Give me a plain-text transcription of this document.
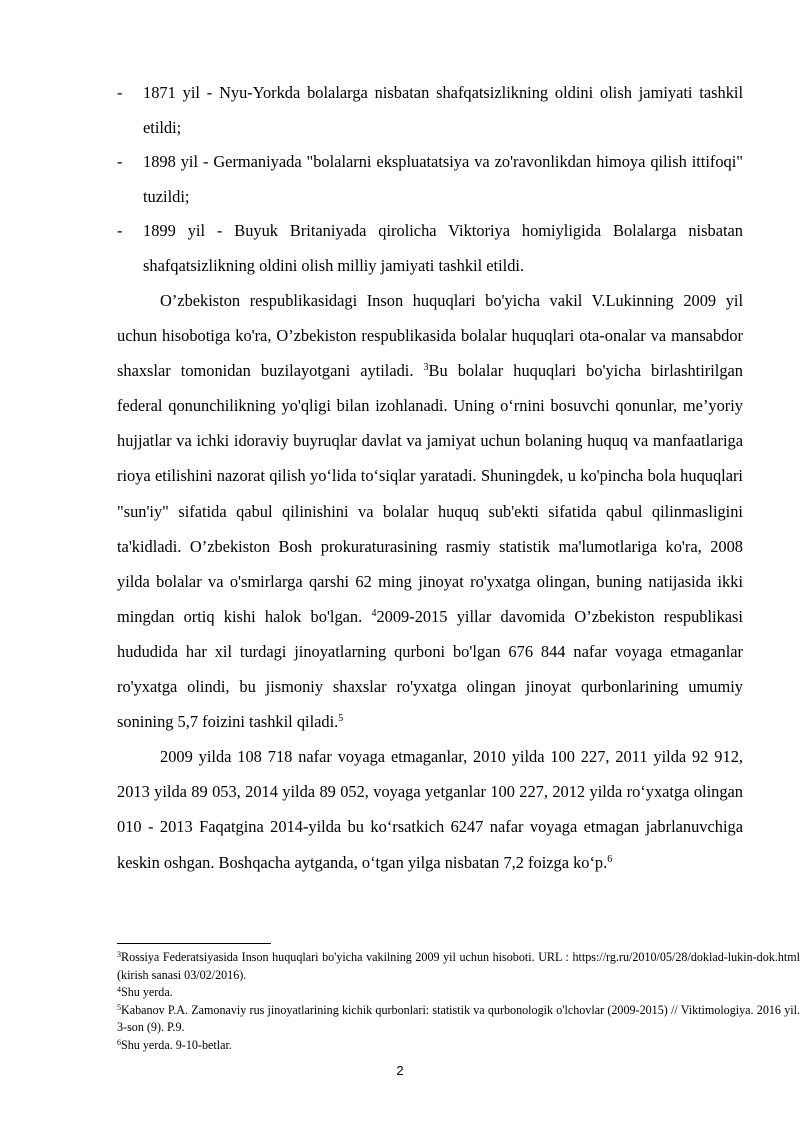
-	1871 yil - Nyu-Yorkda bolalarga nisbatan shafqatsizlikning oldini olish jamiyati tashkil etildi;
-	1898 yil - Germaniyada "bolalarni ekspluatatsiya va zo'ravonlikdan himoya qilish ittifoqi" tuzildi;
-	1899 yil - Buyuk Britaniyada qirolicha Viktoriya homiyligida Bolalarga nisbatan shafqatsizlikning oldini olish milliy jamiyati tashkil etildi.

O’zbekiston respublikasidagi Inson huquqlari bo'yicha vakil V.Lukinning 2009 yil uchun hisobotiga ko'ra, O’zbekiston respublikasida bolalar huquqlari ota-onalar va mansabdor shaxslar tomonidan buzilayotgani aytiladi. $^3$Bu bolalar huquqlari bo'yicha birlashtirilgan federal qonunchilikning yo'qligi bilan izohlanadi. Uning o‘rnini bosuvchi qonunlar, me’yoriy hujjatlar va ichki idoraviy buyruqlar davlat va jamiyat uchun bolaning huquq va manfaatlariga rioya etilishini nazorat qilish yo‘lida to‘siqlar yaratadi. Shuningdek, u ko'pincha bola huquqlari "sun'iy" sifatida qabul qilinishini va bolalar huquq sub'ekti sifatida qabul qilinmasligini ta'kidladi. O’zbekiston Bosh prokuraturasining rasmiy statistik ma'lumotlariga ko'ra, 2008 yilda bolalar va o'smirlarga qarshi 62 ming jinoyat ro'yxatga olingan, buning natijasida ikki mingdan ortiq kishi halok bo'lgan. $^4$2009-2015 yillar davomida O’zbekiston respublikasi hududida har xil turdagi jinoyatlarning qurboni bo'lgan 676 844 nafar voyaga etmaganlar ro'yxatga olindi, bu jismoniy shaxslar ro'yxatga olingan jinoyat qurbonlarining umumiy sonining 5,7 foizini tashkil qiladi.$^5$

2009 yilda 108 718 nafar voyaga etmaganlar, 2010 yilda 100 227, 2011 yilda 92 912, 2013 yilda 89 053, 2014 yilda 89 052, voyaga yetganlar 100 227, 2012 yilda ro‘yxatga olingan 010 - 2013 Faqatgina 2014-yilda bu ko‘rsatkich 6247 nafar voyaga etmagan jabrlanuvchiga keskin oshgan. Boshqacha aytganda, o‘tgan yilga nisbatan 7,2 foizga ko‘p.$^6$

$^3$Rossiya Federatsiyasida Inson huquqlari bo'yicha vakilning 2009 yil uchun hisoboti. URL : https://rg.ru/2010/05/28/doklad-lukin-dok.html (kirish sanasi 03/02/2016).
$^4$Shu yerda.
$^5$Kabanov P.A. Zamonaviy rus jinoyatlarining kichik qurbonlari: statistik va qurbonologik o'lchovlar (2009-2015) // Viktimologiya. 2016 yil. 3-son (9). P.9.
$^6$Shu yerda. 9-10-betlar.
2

■ Set exercise ■
Check each line above for the string "etildi", then copy the ones that have it.

■ Answer ■
-	1871 yil - Nyu-Yorkda bolalarga nisbatan shafqatsizlikning oldini olish jamiyati tashkil etildi;
-	1899 yil - Buyuk Britaniyada qirolicha Viktoriya homiyligida Bolalarga nisbatan shafqatsizlikning oldini olish milliy jamiyati tashkil etildi.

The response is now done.